[Records contained in a dataset]
↓↓↓
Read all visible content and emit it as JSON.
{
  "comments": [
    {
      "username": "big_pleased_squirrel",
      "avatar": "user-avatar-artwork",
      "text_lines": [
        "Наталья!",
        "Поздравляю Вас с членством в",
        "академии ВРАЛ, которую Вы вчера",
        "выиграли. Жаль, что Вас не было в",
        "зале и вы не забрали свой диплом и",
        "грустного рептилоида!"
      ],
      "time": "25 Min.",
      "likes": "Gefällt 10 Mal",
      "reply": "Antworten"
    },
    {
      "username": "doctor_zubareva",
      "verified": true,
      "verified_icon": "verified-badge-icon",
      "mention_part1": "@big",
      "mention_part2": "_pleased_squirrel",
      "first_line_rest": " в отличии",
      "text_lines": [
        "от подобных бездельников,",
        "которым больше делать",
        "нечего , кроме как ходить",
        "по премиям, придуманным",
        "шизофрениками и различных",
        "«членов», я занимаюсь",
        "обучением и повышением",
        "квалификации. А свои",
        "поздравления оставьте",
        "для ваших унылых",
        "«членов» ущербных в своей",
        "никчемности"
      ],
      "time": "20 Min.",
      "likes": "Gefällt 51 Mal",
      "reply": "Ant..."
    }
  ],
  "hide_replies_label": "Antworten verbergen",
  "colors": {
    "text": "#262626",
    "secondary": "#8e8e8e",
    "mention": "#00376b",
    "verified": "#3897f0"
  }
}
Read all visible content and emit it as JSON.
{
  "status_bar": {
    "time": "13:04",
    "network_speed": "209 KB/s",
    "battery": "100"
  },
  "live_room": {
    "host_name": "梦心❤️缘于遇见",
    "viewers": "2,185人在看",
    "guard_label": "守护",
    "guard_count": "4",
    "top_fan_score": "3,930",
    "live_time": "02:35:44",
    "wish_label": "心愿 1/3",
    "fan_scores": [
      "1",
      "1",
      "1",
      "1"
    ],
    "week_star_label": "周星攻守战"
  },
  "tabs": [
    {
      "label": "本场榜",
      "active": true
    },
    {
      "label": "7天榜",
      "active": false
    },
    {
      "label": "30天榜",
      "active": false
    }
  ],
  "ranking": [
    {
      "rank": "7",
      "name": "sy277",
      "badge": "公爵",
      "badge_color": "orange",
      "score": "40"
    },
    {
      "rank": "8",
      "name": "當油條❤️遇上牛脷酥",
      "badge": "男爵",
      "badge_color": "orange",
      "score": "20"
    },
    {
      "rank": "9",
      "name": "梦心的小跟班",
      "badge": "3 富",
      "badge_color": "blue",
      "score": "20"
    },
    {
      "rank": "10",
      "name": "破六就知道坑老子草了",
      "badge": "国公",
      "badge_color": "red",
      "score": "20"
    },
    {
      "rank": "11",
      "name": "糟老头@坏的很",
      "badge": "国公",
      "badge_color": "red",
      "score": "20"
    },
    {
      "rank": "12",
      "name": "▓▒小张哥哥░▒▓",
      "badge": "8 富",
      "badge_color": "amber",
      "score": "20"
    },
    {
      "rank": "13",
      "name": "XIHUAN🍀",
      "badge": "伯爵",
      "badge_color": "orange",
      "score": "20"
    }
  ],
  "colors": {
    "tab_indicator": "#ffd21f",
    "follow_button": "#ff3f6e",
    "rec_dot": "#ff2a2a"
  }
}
↑↑↑
WHAT TO PRODUCE>
Copy each line of the data above without altering a single character.

RESULT OF THIS TASK>
Read all visible content and emit it as JSON.
{
  "comments": [
    {
      "username": "big_pleased_squirrel",
      "avatar": "user-avatar-artwork",
      "text_lines": [
        "Наталья!",
        "Поздравляю Вас с членством в",
        "академии ВРАЛ, которую Вы вчера",
        "выиграли. Жаль, что Вас не было в",
        "зале и вы не забрали свой диплом и",
        "грустного рептилоида!"
      ],
      "time": "25 Min.",
      "likes": "Gefällt 10 Mal",
      "reply": "Antworten"
    },
    {
      "username": "doctor_zubareva",
      "verified": true,
      "verified_icon": "verified-badge-icon",
      "mention_part1": "@big",
      "mention_part2": "_pleased_squirrel",
      "first_line_rest": " в отличии",
      "text_lines": [
        "от подобных бездельников,",
        "которым больше делать",
        "нечего , кроме как ходить",
        "по премиям, придуманным",
        "шизофрениками и различных",
        "«членов», я занимаюсь",
        "обучением и повышением",
        "квалификации. А свои",
        "поздравления оставьте",
        "для ваших унылых",
        "«членов» ущербных в своей",
        "никчемности"
      ],
      "time": "20 Min.",
      "likes": "Gefällt 51 Mal",
      "reply": "Ant..."
    }
  ],
  "hide_replies_label": "Antworten verbergen",
  "colors": {
    "text": "#262626",
    "secondary": "#8e8e8e",
    "mention": "#00376b",
    "verified": "#3897f0"
  }
}
Read all visible content and emit it as JSON.
{
  "status_bar": {
    "time": "13:04",
    "network_speed": "209 KB/s",
    "battery": "100"
  },
  "live_room": {
    "host_name": "梦心❤️缘于遇见",
    "viewers": "2,185人在看",
    "guard_label": "守护",
    "guard_count": "4",
    "top_fan_score": "3,930",
    "live_time": "02:35:44",
    "wish_label": "心愿 1/3",
    "fan_scores": [
      "1",
      "1",
      "1",
      "1"
    ],
    "week_star_label": "周星攻守战"
  },
  "tabs": [
    {
      "label": "本场榜",
      "active": true
    },
    {
      "label": "7天榜",
      "active": false
    },
    {
      "label": "30天榜",
      "active": false
    }
  ],
  "ranking": [
    {
      "rank": "7",
      "name": "sy277",
      "badge": "公爵",
      "badge_color": "orange",
      "score": "40"
    },
    {
      "rank": "8",
      "name": "當油條❤️遇上牛脷酥",
      "badge": "男爵",
      "badge_color": "orange",
      "score": "20"
    },
    {
      "rank": "9",
      "name": "梦心的小跟班",
      "badge": "3 富",
      "badge_color": "blue",
      "score": "20"
    },
    {
      "rank": "10",
      "name": "破六就知道坑老子草了",
      "badge": "国公",
      "badge_color": "red",
      "score": "20"
    },
    {
      "rank": "11",
      "name": "糟老头@坏的很",
      "badge": "国公",
      "badge_color": "red",
      "score": "20"
    },
    {
      "rank": "12",
      "name": "▓▒小张哥哥░▒▓",
      "badge": "8 富",
      "badge_color": "amber",
      "score": "20"
    },
    {
      "rank": "13",
      "name": "XIHUAN🍀",
      "badge": "伯爵",
      "badge_color": "orange",
      "score": "20"
    }
  ],
  "colors": {
    "tab_indicator": "#ffd21f",
    "follow_button": "#ff3f6e",
    "rec_dot": "#ff2a2a"
  }
}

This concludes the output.